## Material provided
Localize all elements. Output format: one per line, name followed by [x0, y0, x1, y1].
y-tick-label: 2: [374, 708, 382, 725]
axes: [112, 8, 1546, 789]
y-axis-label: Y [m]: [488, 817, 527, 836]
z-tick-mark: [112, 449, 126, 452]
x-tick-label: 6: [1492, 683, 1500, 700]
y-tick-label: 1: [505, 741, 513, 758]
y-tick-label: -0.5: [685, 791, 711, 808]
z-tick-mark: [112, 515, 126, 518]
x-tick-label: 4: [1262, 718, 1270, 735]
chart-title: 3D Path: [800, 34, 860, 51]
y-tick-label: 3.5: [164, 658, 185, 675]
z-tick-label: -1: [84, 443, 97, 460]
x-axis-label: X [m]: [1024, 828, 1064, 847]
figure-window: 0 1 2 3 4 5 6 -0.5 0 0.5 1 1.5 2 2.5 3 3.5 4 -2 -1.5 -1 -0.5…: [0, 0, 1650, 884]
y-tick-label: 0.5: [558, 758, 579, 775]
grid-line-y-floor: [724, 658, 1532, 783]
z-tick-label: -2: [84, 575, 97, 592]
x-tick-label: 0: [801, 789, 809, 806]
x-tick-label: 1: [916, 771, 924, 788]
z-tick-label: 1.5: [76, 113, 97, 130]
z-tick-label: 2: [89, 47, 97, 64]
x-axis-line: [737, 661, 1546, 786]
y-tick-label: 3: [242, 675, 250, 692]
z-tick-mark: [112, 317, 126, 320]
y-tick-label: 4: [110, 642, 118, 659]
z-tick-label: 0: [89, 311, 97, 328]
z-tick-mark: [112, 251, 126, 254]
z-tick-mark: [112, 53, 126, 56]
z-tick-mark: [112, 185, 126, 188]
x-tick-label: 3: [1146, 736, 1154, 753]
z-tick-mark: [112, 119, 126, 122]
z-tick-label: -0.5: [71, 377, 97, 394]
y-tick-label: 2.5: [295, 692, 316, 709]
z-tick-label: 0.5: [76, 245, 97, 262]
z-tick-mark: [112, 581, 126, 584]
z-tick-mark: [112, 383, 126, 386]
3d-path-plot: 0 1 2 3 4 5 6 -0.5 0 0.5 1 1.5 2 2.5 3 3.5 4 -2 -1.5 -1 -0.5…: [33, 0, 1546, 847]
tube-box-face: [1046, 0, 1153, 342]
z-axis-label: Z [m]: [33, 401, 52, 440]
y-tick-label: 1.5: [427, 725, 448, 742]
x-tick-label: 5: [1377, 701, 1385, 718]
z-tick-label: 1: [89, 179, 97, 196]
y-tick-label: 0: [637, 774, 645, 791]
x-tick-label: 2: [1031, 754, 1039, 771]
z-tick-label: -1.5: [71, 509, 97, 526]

## What you need to do
Pull out every one of the rows above and reproduce them line for line, without altering a single character.

## Task solution
Localize all elements. Output format: one per line, name followed by [x0, y0, x1, y1].
y-tick-label: 2: [374, 708, 382, 725]
axes: [112, 8, 1546, 789]
y-axis-label: Y [m]: [488, 817, 527, 836]
z-tick-mark: [112, 449, 126, 452]
x-tick-label: 6: [1492, 683, 1500, 700]
y-tick-label: 1: [505, 741, 513, 758]
y-tick-label: -0.5: [685, 791, 711, 808]
z-tick-mark: [112, 515, 126, 518]
x-tick-label: 4: [1262, 718, 1270, 735]
chart-title: 3D Path: [800, 34, 860, 51]
y-tick-label: 3.5: [164, 658, 185, 675]
z-tick-label: -1: [84, 443, 97, 460]
x-axis-label: X [m]: [1024, 828, 1064, 847]
figure-window: 0 1 2 3 4 5 6 -0.5 0 0.5 1 1.5 2 2.5 3 3.5 4 -2 -1.5 -1 -0.5…: [0, 0, 1650, 884]
y-tick-label: 0.5: [558, 758, 579, 775]
grid-line-y-floor: [724, 658, 1532, 783]
z-tick-label: -2: [84, 575, 97, 592]
x-tick-label: 0: [801, 789, 809, 806]
x-tick-label: 1: [916, 771, 924, 788]
z-tick-label: 1.5: [76, 113, 97, 130]
z-tick-label: 2: [89, 47, 97, 64]
x-axis-line: [737, 661, 1546, 786]
y-tick-label: 3: [242, 675, 250, 692]
z-tick-mark: [112, 317, 126, 320]
y-tick-label: 4: [110, 642, 118, 659]
z-tick-label: 0: [89, 311, 97, 328]
z-tick-mark: [112, 251, 126, 254]
z-tick-mark: [112, 53, 126, 56]
z-tick-mark: [112, 185, 126, 188]
x-tick-label: 3: [1146, 736, 1154, 753]
z-tick-mark: [112, 119, 126, 122]
z-tick-label: -0.5: [71, 377, 97, 394]
y-tick-label: 2.5: [295, 692, 316, 709]
z-tick-label: 0.5: [76, 245, 97, 262]
z-tick-mark: [112, 581, 126, 584]
z-tick-mark: [112, 383, 126, 386]
3d-path-plot: 0 1 2 3 4 5 6 -0.5 0 0.5 1 1.5 2 2.5 3 3.5 4 -2 -1.5 -1 -0.5…: [33, 0, 1546, 847]
tube-box-face: [1046, 0, 1153, 342]
z-axis-label: Z [m]: [33, 401, 52, 440]
y-tick-label: 1.5: [427, 725, 448, 742]
x-tick-label: 5: [1377, 701, 1385, 718]
z-tick-label: 1: [89, 179, 97, 196]
y-tick-label: 0: [637, 774, 645, 791]
x-tick-label: 2: [1031, 754, 1039, 771]
z-tick-label: -1.5: [71, 509, 97, 526]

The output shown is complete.